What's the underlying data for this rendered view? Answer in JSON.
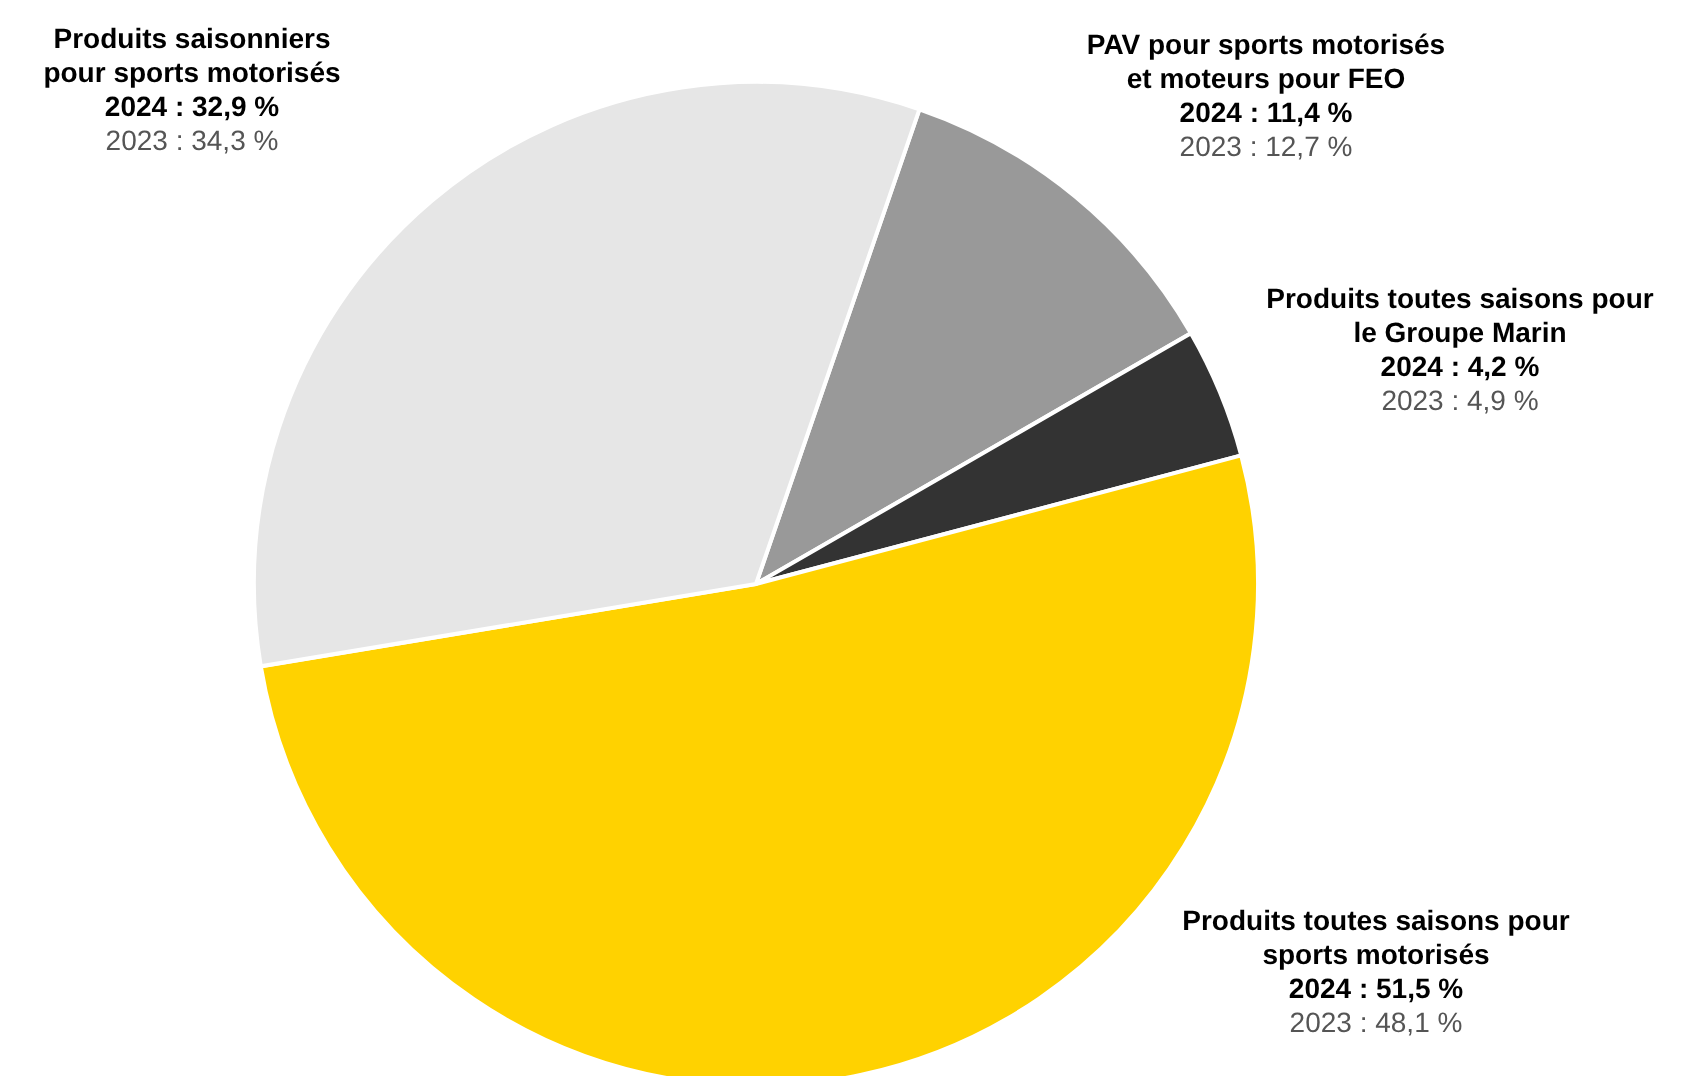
{
  "chart_data": {
    "type": "pie",
    "categories": [
      "PAV  pour sports motorisés\net moteurs pour FEO",
      "Produits toutes saisons pour\nle Groupe Marin",
      "Produits toutes saisons pour\nsports motorisés",
      "Produits saisonniers\npour sports motorisés"
    ],
    "values": [
      11.4,
      4.2,
      51.5,
      32.9
    ],
    "colors": [
      "#999999",
      "#333333",
      "#ffd200",
      "#e6e6e6"
    ],
    "value_labels": [
      "2024 : 11,4 %",
      "2024 : 4,2 %",
      "2024 : 51,5 %",
      "2024 : 32,9 %"
    ],
    "annotations": [
      "2023 : 12,7 %",
      "2023 : 4,9 %",
      "2023 : 48,1 %",
      "2023 : 34,3 %"
    ],
    "legend": false
  }
}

-------------------------

Exercise instructions: In your copy of the records, include no pictures; repeat everything else exactly.

Task answer:
What's the underlying data for this rendered view? Answer in JSON.
{
  "chart_data": {
    "type": "pie",
    "categories": [
      "PAV  pour sports motorisés\net moteurs pour FEO",
      "Produits toutes saisons pour\nle Groupe Marin",
      "Produits toutes saisons pour\nsports motorisés",
      "Produits saisonniers\npour sports motorisés"
    ],
    "values": [
      11.4,
      4.2,
      51.5,
      32.9
    ],
    "colors": [
      "#999999",
      "#333333",
      "#ffd200",
      "#e6e6e6"
    ],
    "value_labels": [
      "2024 : 11,4 %",
      "2024 : 4,2 %",
      "2024 : 51,5 %",
      "2024 : 32,9 %"
    ],
    "annotations": [
      "2023 : 12,7 %",
      "2023 : 4,9 %",
      "2023 : 48,1 %",
      "2023 : 34,3 %"
    ],
    "legend": false
  }
}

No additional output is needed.